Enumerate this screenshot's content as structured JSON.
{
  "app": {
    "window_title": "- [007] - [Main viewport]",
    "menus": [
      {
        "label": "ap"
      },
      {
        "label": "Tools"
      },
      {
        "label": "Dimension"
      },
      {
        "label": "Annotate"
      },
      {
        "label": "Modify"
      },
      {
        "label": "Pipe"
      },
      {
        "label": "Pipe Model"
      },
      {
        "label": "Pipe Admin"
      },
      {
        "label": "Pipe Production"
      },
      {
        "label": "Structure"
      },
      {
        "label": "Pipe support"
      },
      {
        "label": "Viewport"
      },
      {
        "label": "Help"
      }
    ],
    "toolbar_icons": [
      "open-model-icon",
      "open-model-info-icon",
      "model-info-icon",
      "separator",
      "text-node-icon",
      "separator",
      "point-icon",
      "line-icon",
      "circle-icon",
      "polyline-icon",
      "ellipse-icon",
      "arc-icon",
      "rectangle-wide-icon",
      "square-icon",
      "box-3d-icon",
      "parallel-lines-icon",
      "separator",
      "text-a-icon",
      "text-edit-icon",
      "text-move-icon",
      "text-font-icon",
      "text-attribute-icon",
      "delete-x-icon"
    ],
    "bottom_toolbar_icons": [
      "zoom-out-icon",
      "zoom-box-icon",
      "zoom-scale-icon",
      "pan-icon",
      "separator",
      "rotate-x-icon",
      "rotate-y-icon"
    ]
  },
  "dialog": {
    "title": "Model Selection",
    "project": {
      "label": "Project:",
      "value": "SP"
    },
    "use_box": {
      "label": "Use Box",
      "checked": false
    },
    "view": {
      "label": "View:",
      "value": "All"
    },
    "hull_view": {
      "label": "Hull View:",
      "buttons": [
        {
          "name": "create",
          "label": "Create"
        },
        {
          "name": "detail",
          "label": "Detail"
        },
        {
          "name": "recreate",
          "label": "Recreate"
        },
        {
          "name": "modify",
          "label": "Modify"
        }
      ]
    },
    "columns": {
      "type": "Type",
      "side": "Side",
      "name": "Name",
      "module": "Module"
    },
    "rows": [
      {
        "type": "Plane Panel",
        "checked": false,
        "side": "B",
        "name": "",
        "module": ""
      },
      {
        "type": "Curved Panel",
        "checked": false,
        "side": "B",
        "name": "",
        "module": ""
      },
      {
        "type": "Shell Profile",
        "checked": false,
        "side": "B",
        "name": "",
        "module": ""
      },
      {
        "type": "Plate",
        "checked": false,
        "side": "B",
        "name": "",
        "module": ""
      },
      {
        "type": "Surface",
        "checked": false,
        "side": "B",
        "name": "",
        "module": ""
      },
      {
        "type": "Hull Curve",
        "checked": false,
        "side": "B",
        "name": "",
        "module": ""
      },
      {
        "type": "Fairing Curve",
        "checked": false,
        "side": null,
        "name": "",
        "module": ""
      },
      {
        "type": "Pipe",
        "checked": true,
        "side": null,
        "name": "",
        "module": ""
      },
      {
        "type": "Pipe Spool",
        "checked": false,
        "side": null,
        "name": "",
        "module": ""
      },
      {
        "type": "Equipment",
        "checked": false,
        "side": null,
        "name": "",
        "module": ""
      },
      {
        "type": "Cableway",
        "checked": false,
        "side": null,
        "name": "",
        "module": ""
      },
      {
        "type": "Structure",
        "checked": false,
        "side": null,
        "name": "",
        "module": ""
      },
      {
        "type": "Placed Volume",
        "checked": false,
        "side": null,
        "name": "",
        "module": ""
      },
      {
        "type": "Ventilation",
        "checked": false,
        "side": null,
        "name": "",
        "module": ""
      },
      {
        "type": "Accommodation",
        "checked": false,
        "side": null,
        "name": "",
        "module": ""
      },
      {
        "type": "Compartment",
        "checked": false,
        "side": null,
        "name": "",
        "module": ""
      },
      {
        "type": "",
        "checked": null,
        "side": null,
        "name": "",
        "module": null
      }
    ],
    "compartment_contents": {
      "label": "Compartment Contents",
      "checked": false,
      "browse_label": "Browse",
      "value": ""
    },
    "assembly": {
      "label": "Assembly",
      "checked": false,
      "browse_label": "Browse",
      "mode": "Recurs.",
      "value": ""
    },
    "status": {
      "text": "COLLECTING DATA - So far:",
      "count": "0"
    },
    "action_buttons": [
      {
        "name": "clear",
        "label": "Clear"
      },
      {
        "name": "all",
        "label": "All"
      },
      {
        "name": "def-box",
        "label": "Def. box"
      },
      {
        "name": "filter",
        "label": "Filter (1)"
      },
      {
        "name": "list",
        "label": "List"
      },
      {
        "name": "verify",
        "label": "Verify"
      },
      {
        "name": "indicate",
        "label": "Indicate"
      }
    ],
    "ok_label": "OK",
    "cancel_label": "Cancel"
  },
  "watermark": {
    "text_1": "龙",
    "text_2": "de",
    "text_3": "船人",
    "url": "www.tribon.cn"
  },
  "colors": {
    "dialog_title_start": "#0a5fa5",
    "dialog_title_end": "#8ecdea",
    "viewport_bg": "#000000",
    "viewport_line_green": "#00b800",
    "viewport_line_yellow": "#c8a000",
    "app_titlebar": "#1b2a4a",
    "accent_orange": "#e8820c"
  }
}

* * * * * * * * *

__EXERCISE GOAL__: In the listing, find every line with the word "info" and state how many there are, nothing more.

__SOLUTION TO THE PROBLEM__: 2